** What is asked **
Every entry that follows should be reproduced exactly.

** Stored entries **
↓
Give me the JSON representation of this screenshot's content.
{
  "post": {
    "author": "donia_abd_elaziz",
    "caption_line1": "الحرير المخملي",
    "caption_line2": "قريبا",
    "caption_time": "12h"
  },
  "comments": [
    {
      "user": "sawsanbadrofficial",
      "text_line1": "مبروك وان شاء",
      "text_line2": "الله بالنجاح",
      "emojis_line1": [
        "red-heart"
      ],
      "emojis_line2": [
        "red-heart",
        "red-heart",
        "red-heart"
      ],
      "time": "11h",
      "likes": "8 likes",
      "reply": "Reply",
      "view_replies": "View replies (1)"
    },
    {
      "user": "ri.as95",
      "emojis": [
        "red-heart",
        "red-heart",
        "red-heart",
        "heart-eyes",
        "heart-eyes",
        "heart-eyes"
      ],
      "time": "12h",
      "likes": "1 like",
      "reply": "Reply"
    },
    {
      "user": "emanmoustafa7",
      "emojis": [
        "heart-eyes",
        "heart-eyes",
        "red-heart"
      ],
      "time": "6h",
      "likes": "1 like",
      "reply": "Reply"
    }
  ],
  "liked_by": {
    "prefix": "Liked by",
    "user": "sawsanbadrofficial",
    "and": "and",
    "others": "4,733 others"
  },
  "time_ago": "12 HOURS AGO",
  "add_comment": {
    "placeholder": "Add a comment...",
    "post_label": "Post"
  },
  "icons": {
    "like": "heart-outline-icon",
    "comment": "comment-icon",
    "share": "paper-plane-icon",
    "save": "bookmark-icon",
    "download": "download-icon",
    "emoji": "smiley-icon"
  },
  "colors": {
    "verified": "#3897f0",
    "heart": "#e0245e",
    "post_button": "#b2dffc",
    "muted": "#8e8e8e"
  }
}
↑
** Final result **
Give me the JSON representation of this screenshot's content.
{
  "post": {
    "author": "donia_abd_elaziz",
    "caption_line1": "الحرير المخملي",
    "caption_line2": "قريبا",
    "caption_time": "12h"
  },
  "comments": [
    {
      "user": "sawsanbadrofficial",
      "text_line1": "مبروك وان شاء",
      "text_line2": "الله بالنجاح",
      "emojis_line1": [
        "red-heart"
      ],
      "emojis_line2": [
        "red-heart",
        "red-heart",
        "red-heart"
      ],
      "time": "11h",
      "likes": "8 likes",
      "reply": "Reply",
      "view_replies": "View replies (1)"
    },
    {
      "user": "ri.as95",
      "emojis": [
        "red-heart",
        "red-heart",
        "red-heart",
        "heart-eyes",
        "heart-eyes",
        "heart-eyes"
      ],
      "time": "12h",
      "likes": "1 like",
      "reply": "Reply"
    },
    {
      "user": "emanmoustafa7",
      "emojis": [
        "heart-eyes",
        "heart-eyes",
        "red-heart"
      ],
      "time": "6h",
      "likes": "1 like",
      "reply": "Reply"
    }
  ],
  "liked_by": {
    "prefix": "Liked by",
    "user": "sawsanbadrofficial",
    "and": "and",
    "others": "4,733 others"
  },
  "time_ago": "12 HOURS AGO",
  "add_comment": {
    "placeholder": "Add a comment...",
    "post_label": "Post"
  },
  "icons": {
    "like": "heart-outline-icon",
    "comment": "comment-icon",
    "share": "paper-plane-icon",
    "save": "bookmark-icon",
    "download": "download-icon",
    "emoji": "smiley-icon"
  },
  "colors": {
    "verified": "#3897f0",
    "heart": "#e0245e",
    "post_button": "#b2dffc",
    "muted": "#8e8e8e"
  }
}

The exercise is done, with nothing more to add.